*Do this*
Gather every line in the records below that contains the word "стандартах".
** Start of Input **
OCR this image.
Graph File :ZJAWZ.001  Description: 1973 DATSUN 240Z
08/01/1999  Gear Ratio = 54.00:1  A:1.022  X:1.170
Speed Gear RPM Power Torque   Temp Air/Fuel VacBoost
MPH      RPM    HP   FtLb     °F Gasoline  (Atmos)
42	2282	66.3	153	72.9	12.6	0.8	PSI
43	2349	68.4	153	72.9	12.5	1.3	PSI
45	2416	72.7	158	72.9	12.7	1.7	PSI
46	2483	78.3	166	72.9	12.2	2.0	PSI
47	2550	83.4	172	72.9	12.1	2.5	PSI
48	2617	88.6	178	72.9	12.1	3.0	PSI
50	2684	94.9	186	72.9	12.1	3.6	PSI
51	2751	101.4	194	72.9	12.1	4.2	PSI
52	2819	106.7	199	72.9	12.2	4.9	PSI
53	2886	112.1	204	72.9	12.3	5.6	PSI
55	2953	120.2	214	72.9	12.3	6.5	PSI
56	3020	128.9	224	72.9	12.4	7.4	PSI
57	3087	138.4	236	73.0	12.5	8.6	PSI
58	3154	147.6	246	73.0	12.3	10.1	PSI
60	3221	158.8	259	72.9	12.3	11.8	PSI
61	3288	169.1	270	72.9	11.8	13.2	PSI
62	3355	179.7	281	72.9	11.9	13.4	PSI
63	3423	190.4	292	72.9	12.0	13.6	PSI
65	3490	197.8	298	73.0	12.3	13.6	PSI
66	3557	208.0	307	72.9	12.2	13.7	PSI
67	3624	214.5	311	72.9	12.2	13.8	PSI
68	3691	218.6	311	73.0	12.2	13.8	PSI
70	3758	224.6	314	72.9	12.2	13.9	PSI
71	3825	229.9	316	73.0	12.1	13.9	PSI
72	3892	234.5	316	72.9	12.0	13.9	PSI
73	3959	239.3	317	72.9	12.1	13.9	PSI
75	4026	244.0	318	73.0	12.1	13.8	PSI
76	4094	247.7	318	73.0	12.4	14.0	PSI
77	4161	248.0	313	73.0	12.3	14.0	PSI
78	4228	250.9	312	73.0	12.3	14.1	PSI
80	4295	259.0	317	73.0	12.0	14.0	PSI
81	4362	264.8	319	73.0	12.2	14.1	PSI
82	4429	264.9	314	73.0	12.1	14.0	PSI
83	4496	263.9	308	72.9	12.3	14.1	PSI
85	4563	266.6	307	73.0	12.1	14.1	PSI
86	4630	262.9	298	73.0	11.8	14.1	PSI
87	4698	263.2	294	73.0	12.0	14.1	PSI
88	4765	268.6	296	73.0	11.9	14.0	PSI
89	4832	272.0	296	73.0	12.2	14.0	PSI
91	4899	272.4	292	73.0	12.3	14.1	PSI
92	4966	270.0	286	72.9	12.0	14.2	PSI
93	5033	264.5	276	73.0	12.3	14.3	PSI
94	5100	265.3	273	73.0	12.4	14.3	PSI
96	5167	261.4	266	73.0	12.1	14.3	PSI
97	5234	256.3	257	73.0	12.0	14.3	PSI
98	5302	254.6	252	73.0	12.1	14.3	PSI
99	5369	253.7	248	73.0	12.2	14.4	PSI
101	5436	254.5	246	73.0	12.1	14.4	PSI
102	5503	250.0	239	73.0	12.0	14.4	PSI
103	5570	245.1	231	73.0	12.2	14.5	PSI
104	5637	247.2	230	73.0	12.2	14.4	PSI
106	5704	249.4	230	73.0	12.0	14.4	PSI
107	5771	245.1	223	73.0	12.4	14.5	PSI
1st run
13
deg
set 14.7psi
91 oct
** End of Input **
** Start of Input **
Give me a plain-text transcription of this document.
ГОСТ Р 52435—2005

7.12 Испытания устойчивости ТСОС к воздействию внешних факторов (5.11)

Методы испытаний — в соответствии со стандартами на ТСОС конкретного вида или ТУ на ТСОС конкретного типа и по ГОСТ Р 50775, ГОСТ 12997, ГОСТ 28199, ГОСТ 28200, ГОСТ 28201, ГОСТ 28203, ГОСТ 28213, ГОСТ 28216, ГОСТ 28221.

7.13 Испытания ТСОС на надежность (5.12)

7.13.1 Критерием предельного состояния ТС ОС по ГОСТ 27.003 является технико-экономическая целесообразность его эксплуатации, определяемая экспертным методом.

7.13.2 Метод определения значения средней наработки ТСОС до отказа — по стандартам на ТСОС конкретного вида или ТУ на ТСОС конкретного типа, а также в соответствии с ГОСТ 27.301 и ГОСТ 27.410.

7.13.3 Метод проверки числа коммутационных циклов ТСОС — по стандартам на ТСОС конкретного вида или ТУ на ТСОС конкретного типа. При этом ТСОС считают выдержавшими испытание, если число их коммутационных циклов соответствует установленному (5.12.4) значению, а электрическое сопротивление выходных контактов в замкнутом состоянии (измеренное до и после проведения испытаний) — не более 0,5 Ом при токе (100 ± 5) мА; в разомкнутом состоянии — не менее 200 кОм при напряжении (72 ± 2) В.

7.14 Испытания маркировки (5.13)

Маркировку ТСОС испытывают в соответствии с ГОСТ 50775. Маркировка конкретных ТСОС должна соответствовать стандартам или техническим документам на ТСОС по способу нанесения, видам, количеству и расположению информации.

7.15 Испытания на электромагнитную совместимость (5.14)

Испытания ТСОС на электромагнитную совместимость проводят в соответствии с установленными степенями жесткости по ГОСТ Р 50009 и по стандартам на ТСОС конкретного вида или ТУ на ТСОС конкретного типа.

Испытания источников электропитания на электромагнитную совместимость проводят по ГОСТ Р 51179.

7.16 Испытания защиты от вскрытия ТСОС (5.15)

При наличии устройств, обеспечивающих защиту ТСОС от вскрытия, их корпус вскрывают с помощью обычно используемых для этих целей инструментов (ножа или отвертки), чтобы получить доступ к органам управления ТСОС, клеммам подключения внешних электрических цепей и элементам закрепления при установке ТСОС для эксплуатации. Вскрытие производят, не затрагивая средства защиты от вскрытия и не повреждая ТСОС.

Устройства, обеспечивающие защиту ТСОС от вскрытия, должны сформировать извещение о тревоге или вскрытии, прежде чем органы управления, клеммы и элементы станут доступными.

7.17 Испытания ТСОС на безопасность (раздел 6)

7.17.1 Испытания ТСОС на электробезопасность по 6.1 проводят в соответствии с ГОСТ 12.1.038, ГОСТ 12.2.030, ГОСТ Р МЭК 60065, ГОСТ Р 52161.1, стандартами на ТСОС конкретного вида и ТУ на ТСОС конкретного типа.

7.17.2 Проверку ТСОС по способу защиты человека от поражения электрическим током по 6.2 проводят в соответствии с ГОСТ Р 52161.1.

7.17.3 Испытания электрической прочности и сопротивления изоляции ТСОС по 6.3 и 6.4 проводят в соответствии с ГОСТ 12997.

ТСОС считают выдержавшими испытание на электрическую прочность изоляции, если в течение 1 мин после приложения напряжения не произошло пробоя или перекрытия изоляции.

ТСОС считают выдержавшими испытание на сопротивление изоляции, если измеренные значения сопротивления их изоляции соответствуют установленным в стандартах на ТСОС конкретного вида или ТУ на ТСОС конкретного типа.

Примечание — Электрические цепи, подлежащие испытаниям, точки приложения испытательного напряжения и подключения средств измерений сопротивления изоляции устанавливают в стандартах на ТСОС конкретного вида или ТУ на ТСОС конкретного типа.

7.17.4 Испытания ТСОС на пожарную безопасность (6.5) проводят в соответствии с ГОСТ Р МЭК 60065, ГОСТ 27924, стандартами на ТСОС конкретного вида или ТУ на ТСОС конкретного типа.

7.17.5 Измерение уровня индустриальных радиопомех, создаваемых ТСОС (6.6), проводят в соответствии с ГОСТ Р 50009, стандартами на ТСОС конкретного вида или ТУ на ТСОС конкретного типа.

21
** End of Input **
** Start of Input **
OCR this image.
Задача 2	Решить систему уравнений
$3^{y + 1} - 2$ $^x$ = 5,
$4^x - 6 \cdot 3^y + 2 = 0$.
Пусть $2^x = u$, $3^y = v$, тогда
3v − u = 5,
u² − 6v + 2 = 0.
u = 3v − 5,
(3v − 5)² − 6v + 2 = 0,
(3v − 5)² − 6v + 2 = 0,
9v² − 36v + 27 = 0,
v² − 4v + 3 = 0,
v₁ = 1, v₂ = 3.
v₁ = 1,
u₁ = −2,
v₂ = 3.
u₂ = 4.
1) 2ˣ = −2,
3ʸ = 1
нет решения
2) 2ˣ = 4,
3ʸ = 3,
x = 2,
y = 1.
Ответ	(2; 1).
** End of Input **
*Answer to the problem*
ТСОС считают выдержавшими испытание на сопротивление изоляции, если измеренные значения сопротивления их изоляции соответствуют установленным в стандартах на ТСОС конкретного вида или ТУ на ТСОС конкретного типа.
Примечание — Электрические цепи, подлежащие испытаниям, точки приложения испытательного напряжения и подключения средств измерений сопротивления изоляции устанавливают в стандартах на ТСОС конкретного вида или ТУ на ТСОС конкретного типа.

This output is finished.